-- WHAT THE EXERCISE ASKS --
Reproduce the lines of the material exactly, excluding every image.

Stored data

··········

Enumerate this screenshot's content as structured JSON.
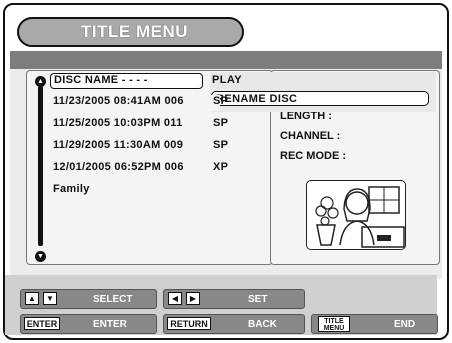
{
  "menu": {
    "title": "TITLE MENU"
  },
  "titles": [
    {
      "name": "DISC NAME - - - -",
      "mode": ""
    },
    {
      "name": "11/23/2005 08:41AM 006",
      "mode": "SP"
    },
    {
      "name": "11/25/2005 10:03PM 011",
      "mode": "SP"
    },
    {
      "name": "11/29/2005 11:30AM 009",
      "mode": "SP"
    },
    {
      "name": "12/01/2005 06:52PM 006",
      "mode": "XP"
    },
    {
      "name": "Family",
      "mode": ""
    }
  ],
  "popup": {
    "play": "PLAY",
    "rename": "RENAME DISC"
  },
  "info": {
    "length": "LENGTH   :",
    "channel": "CHANNEL  :",
    "rec_mode": "REC MODE :"
  },
  "footer": {
    "select": "SELECT",
    "set": "SET",
    "enter_key": "ENTER",
    "enter": "ENTER",
    "return_key": "RETURN",
    "back": "BACK",
    "title_menu_key_line1": "TITLE",
    "title_menu_key_line2": "MENU",
    "end": "END"
  }
}
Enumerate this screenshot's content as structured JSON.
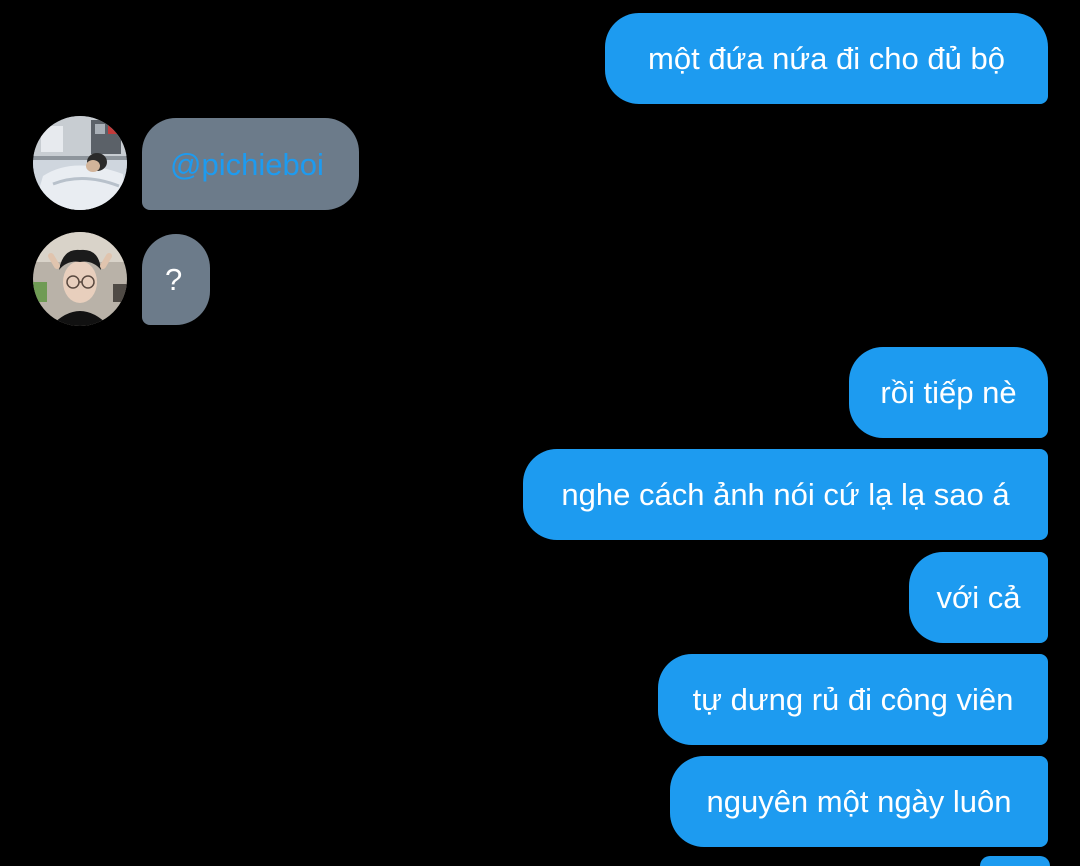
{
  "colors": {
    "background": "#000000",
    "outgoing_bubble": "#1d9bf0",
    "incoming_bubble": "#6c7b8a",
    "mention": "#1d9bf0",
    "text": "#ffffff"
  },
  "messages": {
    "out_0": "một đứa nứa đi cho đủ bộ",
    "in_0_mention": "@pichieboi",
    "in_1": "?",
    "out_1": "rồi tiếp nè",
    "out_2": "nghe cách ảnh nói cứ lạ lạ sao á",
    "out_3": "với cả",
    "out_4": "tự dưng rủ đi công viên",
    "out_5": "nguyên một ngày luôn"
  },
  "avatars": [
    {
      "icon": "avatar-photo-sleeping-person-icon"
    },
    {
      "icon": "avatar-photo-person-glasses-icon"
    }
  ]
}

··········

-- TASK RESPONSE --
Enumerate this screenshot's content as structured JSON.
{
  "menu": {
    "title": "TITLE MENU"
  },
  "titles": [
    {
      "name": "DISC NAME - - - -",
      "mode": ""
    },
    {
      "name": "11/23/2005 08:41AM 006",
      "mode": "SP"
    },
    {
      "name": "11/25/2005 10:03PM 011",
      "mode": "SP"
    },
    {
      "name": "11/29/2005 11:30AM 009",
      "mode": "SP"
    },
    {
      "name": "12/01/2005 06:52PM 006",
      "mode": "XP"
    },
    {
      "name": "Family",
      "mode": ""
    }
  ],
  "popup": {
    "play": "PLAY",
    "rename": "RENAME DISC"
  },
  "info": {
    "length": "LENGTH   :",
    "channel": "CHANNEL  :",
    "rec_mode": "REC MODE :"
  },
  "footer": {
    "select": "SELECT",
    "set": "SET",
    "enter_key": "ENTER",
    "enter": "ENTER",
    "return_key": "RETURN",
    "back": "BACK",
    "title_menu_key_line1": "TITLE",
    "title_menu_key_line2": "MENU",
    "end": "END"
  }
}
Enumerate this screenshot's content as structured JSON.
{
  "colors": {
    "background": "#000000",
    "outgoing_bubble": "#1d9bf0",
    "incoming_bubble": "#6c7b8a",
    "mention": "#1d9bf0",
    "text": "#ffffff"
  },
  "messages": {
    "out_0": "một đứa nứa đi cho đủ bộ",
    "in_0_mention": "@pichieboi",
    "in_1": "?",
    "out_1": "rồi tiếp nè",
    "out_2": "nghe cách ảnh nói cứ lạ lạ sao á",
    "out_3": "với cả",
    "out_4": "tự dưng rủ đi công viên",
    "out_5": "nguyên một ngày luôn"
  },
  "avatars": [
    {
      "icon": "avatar-photo-sleeping-person-icon"
    },
    {
      "icon": "avatar-photo-person-glasses-icon"
    }
  ]
}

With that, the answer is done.